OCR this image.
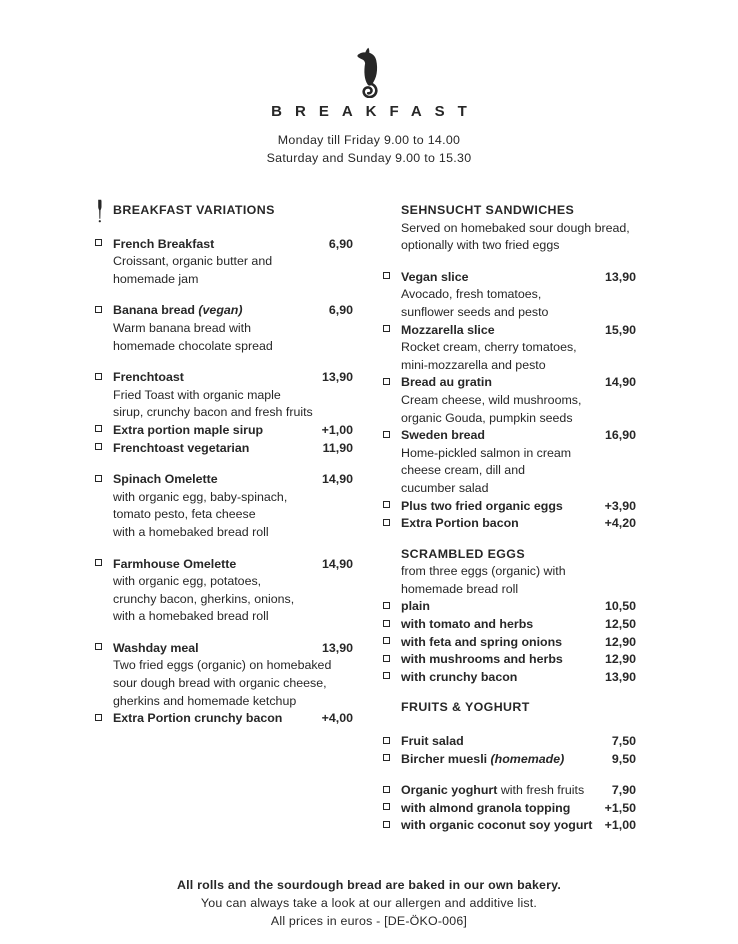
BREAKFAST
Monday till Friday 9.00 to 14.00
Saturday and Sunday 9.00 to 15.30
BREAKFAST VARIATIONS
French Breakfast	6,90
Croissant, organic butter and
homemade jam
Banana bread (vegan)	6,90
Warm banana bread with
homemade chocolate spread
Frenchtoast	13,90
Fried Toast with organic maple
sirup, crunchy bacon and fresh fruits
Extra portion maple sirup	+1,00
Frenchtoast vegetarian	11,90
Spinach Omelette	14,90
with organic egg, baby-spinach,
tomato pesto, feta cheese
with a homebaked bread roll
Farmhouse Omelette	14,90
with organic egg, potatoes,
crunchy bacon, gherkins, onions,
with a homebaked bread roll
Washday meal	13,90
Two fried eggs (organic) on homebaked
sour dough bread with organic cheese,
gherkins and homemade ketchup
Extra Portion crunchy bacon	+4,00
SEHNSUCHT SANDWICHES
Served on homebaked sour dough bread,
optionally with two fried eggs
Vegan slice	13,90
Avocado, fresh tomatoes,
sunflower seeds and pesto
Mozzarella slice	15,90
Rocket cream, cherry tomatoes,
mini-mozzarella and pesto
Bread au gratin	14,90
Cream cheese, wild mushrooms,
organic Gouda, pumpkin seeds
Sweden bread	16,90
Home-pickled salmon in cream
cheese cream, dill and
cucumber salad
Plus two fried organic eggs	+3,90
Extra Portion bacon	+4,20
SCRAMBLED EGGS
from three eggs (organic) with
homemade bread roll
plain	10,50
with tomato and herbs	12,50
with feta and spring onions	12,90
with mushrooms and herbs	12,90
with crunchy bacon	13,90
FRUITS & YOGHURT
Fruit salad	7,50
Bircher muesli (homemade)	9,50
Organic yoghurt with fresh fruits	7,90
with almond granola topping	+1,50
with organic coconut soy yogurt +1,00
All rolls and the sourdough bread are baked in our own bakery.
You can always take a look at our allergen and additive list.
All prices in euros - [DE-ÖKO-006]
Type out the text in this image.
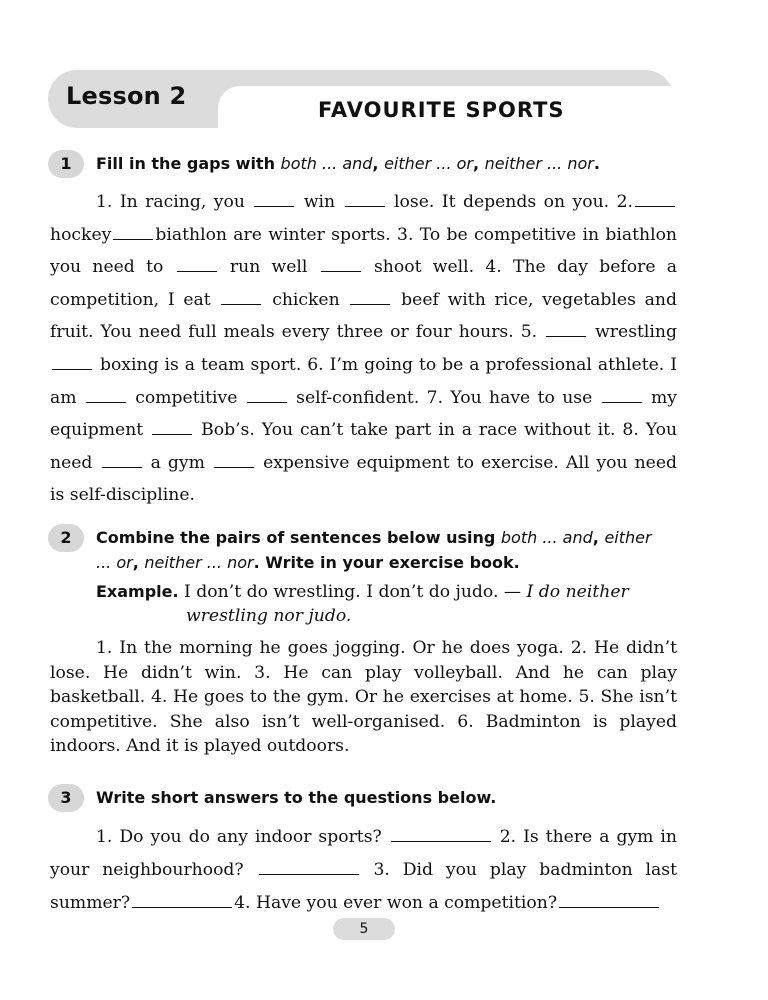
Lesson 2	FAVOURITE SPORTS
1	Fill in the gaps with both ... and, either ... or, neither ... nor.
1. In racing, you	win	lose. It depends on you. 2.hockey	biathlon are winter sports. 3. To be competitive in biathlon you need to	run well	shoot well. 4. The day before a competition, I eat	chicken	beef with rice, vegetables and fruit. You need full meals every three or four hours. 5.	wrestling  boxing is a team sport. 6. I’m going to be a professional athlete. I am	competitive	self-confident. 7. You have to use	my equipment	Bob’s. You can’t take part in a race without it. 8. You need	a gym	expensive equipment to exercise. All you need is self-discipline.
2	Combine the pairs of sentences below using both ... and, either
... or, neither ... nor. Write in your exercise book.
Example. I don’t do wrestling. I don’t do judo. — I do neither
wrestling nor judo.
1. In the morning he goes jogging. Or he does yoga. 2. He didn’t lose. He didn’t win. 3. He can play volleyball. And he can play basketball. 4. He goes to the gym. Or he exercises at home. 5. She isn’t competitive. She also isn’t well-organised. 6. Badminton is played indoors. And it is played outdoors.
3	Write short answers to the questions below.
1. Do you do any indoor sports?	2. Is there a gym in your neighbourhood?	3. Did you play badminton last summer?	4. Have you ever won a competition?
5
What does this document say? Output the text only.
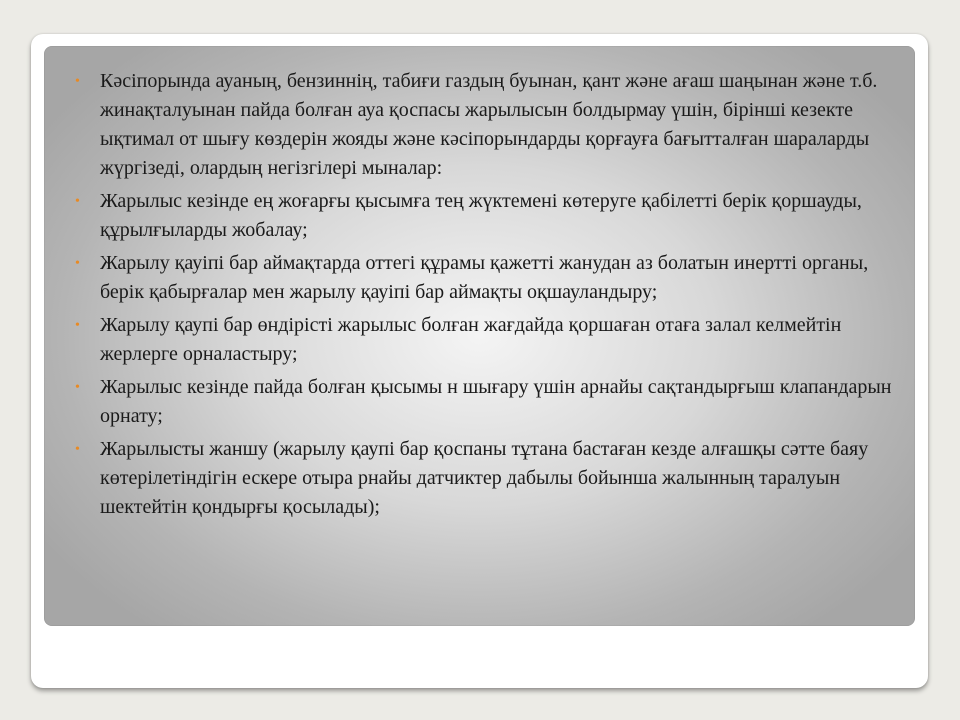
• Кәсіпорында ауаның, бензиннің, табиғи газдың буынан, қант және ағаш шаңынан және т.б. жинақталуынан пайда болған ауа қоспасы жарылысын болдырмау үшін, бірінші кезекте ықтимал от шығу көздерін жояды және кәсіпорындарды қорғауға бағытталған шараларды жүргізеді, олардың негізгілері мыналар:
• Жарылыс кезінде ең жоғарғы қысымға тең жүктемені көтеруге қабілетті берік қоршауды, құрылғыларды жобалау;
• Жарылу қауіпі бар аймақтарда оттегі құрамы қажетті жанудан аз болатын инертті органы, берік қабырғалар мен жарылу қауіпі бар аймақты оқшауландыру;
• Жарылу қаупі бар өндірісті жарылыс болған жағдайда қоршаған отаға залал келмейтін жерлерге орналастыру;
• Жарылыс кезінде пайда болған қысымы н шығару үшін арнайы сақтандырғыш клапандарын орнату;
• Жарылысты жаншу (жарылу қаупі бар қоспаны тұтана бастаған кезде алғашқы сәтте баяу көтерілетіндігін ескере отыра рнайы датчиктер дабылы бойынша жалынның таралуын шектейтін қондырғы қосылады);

» **Your instructions**: Your task is to gather every line with the word "sirup" and copy it.

» **Solution to the problem**:
sirup, crunchy bacon and fresh fruits
Extra portion maple sirup	+1,00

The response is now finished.